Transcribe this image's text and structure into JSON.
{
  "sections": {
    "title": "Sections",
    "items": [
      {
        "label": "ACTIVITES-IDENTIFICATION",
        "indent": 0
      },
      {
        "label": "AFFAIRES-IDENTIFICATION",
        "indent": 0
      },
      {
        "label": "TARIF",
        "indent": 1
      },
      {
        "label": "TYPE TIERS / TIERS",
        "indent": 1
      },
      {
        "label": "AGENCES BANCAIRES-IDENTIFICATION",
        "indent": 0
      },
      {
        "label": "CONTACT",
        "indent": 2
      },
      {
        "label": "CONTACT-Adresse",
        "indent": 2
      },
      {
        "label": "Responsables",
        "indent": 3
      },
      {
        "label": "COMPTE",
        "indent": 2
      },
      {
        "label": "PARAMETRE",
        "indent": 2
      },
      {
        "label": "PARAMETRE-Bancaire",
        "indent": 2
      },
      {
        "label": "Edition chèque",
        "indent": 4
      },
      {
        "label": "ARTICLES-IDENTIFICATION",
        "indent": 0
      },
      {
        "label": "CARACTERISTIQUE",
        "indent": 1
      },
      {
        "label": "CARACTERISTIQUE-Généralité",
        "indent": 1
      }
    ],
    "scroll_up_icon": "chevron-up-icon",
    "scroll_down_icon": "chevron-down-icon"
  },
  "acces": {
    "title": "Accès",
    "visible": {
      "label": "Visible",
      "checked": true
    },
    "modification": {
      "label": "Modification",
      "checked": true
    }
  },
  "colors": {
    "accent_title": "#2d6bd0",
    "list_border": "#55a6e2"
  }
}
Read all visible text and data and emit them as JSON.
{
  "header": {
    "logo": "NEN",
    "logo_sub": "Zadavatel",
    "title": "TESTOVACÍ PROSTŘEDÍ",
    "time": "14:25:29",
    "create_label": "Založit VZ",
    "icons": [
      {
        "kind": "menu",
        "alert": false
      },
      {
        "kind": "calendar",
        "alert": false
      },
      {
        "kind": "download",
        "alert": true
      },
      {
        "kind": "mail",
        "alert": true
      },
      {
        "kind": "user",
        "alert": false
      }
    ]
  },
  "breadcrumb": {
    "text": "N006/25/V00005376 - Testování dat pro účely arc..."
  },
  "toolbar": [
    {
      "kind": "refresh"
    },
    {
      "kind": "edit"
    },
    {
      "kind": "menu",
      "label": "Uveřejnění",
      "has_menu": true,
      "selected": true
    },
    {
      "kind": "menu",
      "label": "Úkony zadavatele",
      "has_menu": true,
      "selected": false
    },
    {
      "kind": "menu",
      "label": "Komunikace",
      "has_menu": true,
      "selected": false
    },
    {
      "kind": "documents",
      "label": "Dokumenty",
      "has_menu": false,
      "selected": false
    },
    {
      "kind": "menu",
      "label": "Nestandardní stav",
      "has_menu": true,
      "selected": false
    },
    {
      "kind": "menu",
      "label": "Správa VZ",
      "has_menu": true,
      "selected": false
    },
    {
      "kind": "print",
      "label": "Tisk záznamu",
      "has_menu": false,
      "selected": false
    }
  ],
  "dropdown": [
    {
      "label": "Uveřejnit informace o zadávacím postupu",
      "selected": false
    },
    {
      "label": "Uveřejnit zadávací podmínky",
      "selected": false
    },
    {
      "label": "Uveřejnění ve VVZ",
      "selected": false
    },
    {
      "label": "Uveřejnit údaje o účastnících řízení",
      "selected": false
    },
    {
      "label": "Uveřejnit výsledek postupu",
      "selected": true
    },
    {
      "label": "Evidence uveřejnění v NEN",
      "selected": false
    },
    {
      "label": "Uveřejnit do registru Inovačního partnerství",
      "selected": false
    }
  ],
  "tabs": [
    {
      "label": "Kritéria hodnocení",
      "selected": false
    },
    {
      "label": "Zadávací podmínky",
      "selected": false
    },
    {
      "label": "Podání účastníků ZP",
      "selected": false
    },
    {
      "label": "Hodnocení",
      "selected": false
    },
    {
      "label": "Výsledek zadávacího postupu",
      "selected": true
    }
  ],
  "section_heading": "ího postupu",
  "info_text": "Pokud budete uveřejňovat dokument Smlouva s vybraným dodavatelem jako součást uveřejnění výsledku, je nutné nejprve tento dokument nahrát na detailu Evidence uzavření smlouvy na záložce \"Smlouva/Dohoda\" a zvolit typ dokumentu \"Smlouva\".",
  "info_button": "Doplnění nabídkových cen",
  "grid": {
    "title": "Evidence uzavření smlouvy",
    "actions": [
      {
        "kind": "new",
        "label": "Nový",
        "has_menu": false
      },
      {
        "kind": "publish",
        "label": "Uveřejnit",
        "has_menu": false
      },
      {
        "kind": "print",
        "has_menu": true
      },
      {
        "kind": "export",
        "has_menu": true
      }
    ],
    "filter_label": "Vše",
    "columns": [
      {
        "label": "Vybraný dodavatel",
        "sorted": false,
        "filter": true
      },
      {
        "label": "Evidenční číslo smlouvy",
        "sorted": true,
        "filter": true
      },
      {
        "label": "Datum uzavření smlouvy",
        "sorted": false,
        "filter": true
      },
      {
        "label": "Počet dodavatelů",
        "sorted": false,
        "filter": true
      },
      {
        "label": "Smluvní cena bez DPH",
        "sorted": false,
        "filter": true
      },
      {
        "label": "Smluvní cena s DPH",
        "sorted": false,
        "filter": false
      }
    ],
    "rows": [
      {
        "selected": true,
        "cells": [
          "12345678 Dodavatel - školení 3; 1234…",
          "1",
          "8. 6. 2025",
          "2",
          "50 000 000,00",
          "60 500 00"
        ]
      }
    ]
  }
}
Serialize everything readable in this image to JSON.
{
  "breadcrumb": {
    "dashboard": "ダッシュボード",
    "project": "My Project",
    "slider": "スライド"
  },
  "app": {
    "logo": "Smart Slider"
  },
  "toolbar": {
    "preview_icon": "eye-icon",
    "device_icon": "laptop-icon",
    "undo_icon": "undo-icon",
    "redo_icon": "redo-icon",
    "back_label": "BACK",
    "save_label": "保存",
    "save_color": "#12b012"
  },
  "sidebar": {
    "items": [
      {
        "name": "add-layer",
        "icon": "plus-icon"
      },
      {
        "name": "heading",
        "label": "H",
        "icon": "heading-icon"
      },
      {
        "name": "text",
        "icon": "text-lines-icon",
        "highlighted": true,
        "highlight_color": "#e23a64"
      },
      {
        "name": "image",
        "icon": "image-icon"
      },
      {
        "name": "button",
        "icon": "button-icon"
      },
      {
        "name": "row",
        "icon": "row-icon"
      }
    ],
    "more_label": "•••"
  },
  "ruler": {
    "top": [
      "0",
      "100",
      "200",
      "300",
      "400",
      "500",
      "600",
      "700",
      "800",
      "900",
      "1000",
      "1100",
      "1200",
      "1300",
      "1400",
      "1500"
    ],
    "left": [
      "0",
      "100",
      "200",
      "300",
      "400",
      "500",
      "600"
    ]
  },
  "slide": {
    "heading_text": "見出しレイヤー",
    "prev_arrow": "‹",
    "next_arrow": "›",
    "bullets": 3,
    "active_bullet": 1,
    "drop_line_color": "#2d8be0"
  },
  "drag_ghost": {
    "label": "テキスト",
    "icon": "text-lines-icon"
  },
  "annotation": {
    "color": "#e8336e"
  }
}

========

(Your task): Copy each line above where the string "CONTACT" occurs.

(Exercise answer):
        "label": "CONTACT",
        "label": "CONTACT-Adresse",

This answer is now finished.